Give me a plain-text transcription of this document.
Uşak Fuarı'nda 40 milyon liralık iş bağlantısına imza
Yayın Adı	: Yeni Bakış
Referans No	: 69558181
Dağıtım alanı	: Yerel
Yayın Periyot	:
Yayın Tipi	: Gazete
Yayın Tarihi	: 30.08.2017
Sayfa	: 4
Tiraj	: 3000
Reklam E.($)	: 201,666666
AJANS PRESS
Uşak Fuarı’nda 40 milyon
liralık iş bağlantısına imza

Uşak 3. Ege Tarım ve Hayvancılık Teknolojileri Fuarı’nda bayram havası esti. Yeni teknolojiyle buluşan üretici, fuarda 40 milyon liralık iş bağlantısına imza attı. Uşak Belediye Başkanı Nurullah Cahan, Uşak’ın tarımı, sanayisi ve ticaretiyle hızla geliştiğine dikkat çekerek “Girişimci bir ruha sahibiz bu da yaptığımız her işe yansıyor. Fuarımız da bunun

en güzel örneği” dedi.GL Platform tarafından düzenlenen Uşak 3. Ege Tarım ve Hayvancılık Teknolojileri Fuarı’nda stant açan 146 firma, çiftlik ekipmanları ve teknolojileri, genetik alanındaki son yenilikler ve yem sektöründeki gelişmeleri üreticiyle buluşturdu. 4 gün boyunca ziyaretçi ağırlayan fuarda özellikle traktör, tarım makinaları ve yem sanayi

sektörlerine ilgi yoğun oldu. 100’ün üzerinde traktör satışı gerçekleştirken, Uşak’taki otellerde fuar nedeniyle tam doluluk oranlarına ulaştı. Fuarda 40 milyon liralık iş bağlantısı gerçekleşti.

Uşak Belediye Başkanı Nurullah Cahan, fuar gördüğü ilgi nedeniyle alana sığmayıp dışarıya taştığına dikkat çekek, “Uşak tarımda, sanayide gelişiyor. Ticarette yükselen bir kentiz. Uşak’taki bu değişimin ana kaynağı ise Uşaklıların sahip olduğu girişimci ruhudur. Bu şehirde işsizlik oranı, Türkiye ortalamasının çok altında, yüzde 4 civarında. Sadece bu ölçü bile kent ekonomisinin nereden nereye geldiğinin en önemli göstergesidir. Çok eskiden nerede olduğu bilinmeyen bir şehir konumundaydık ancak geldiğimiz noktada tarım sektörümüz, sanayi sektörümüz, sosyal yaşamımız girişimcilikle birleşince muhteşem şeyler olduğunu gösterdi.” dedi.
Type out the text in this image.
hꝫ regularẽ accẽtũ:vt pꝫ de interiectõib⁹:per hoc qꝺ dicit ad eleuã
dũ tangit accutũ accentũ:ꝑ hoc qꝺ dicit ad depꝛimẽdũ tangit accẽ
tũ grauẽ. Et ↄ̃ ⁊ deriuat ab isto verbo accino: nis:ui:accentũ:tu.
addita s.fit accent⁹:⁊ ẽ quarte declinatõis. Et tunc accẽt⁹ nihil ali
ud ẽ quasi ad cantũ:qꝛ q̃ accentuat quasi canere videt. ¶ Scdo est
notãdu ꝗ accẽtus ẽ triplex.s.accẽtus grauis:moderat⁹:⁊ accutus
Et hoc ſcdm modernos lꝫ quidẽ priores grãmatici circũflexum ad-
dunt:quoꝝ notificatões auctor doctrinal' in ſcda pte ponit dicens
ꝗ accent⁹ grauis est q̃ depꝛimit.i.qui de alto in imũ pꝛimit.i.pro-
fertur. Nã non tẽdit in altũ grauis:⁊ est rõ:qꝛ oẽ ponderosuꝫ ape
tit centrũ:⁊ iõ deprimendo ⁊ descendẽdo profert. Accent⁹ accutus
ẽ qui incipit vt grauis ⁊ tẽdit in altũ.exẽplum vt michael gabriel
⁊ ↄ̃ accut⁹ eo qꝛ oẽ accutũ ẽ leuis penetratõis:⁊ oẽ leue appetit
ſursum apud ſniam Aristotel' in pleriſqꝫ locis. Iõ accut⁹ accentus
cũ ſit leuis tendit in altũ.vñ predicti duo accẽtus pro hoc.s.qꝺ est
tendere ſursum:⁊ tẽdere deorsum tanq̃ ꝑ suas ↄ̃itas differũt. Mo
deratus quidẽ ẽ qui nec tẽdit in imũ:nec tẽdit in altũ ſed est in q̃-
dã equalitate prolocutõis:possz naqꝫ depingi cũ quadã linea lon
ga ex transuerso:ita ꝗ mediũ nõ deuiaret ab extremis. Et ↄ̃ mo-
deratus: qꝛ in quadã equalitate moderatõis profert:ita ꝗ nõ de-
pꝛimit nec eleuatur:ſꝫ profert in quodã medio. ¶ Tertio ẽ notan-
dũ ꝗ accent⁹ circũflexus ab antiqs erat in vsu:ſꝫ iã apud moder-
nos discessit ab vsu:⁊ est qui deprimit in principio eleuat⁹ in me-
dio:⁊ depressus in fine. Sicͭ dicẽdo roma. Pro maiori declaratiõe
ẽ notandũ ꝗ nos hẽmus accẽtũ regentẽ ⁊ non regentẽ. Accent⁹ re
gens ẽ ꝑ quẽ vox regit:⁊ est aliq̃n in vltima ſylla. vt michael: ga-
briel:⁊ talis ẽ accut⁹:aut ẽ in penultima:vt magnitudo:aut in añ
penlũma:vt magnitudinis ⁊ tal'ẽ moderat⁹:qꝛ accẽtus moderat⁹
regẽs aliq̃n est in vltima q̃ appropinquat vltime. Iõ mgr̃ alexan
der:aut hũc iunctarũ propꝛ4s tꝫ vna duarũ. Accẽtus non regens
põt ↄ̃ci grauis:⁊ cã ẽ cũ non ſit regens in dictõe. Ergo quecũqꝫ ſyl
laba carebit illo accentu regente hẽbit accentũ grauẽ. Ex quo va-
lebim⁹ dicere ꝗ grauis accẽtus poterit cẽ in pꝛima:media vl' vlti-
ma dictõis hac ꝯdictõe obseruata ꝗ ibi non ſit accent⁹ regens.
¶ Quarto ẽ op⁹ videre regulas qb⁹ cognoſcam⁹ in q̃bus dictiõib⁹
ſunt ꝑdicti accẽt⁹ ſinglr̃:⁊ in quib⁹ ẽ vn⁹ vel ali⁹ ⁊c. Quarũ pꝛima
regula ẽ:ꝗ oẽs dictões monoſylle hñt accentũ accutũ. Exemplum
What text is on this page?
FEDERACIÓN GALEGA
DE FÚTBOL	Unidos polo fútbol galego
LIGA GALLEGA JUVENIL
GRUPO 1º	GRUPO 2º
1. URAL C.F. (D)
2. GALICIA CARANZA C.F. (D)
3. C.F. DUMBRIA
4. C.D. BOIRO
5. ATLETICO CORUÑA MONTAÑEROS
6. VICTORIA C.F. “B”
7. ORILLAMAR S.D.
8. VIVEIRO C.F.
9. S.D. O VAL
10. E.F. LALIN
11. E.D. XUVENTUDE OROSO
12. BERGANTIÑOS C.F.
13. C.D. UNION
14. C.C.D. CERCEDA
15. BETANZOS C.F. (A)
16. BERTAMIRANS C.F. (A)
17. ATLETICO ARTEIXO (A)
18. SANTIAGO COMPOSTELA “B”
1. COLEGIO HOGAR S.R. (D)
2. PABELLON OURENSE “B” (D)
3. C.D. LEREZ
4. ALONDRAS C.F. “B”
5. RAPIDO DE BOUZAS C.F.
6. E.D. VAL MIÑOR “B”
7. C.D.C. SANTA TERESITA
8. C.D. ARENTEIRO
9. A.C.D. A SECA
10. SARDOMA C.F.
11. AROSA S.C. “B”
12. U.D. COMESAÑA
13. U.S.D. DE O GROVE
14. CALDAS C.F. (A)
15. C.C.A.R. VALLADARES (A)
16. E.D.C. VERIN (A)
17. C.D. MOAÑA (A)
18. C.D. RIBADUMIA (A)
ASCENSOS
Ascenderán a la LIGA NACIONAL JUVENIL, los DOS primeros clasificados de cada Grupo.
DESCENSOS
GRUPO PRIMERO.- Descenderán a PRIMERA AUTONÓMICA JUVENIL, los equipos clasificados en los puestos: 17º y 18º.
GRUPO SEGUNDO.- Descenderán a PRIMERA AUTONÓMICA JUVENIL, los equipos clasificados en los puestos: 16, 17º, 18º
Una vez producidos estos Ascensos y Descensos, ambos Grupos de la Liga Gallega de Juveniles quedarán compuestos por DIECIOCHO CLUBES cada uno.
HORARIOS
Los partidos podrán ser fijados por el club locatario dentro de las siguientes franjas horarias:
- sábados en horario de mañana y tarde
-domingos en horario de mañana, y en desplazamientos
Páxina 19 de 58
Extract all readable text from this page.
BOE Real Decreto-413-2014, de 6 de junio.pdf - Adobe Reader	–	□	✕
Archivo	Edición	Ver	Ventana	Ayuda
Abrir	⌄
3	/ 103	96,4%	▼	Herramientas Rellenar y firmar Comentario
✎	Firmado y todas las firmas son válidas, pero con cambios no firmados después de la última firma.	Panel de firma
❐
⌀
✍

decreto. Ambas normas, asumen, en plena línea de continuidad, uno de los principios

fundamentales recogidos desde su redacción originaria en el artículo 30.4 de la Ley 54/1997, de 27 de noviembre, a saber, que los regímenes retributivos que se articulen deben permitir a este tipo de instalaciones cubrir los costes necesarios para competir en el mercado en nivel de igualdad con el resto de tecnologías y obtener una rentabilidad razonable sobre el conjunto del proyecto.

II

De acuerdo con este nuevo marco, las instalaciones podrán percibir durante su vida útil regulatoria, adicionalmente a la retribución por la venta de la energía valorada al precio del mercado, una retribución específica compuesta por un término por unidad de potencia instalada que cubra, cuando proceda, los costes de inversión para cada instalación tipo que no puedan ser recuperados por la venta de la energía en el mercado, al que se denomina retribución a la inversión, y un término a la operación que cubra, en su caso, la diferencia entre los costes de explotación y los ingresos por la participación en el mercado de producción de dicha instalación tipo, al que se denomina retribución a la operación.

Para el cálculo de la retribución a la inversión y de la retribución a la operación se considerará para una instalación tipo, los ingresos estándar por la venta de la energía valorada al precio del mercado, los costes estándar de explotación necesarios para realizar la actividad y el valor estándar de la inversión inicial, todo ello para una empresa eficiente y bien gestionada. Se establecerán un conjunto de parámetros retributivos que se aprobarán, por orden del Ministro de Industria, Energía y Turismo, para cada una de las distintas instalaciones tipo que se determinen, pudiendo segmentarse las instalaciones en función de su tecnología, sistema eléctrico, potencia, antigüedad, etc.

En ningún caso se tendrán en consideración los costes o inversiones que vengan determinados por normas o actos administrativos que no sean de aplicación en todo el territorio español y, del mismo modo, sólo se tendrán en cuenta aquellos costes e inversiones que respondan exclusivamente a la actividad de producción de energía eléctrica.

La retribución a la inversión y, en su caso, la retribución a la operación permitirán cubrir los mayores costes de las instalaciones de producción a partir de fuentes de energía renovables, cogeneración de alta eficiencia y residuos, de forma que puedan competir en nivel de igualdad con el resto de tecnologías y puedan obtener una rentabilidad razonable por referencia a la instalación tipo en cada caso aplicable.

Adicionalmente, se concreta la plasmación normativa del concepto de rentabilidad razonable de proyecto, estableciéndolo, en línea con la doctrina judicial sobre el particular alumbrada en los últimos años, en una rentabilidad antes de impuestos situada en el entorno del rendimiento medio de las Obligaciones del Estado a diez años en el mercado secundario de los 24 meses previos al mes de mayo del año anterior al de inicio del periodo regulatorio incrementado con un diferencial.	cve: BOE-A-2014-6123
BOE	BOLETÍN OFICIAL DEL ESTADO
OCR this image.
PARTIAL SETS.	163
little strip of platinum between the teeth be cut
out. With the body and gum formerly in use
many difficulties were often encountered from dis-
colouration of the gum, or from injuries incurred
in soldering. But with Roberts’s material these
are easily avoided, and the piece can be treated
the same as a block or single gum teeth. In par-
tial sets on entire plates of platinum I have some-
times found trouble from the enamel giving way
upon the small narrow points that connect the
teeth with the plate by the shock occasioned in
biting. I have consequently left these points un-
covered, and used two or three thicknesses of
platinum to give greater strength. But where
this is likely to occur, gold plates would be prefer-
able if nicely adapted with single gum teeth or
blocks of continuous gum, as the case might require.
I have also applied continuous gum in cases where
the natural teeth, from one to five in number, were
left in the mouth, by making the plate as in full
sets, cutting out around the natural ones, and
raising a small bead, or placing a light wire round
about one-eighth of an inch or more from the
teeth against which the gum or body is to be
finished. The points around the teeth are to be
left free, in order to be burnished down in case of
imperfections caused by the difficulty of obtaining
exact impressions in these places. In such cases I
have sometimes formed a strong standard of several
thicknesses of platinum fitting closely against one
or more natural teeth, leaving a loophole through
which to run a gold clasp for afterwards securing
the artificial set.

──────────────────────────────

# What to produce
Find every line that holds "este" and copy it.

# Written response
fundamentales recogidos desde su redacción originaria en el artículo 30.4 de la Ley 54/1997, de 27 de noviembre, a saber, que los regímenes retributivos que se articulen deben permitir a este tipo de instalaciones cubrir los costes necesarios para competir en el mercado en nivel de igualdad con el resto de tecnologías y obtener una rentabilidad razonable sobre el conjunto del proyecto.
De acuerdo con este nuevo marco, las instalaciones podrán percibir durante su vida útil regulatoria, adicionalmente a la retribución por la venta de la energía valorada al precio del mercado, una retribución específica compuesta por un término por unidad de potencia instalada que cubra, cuando proceda, los costes de inversión para cada instalación tipo que no puedan ser recuperados por la venta de la energía en el mercado, al que se denomina retribución a la inversión, y un término a la operación que cubra, en su caso, la diferencia entre los costes de explotación y los ingresos por la participación en el mercado de producción de dicha instalación tipo, al que se denomina retribución a la operación.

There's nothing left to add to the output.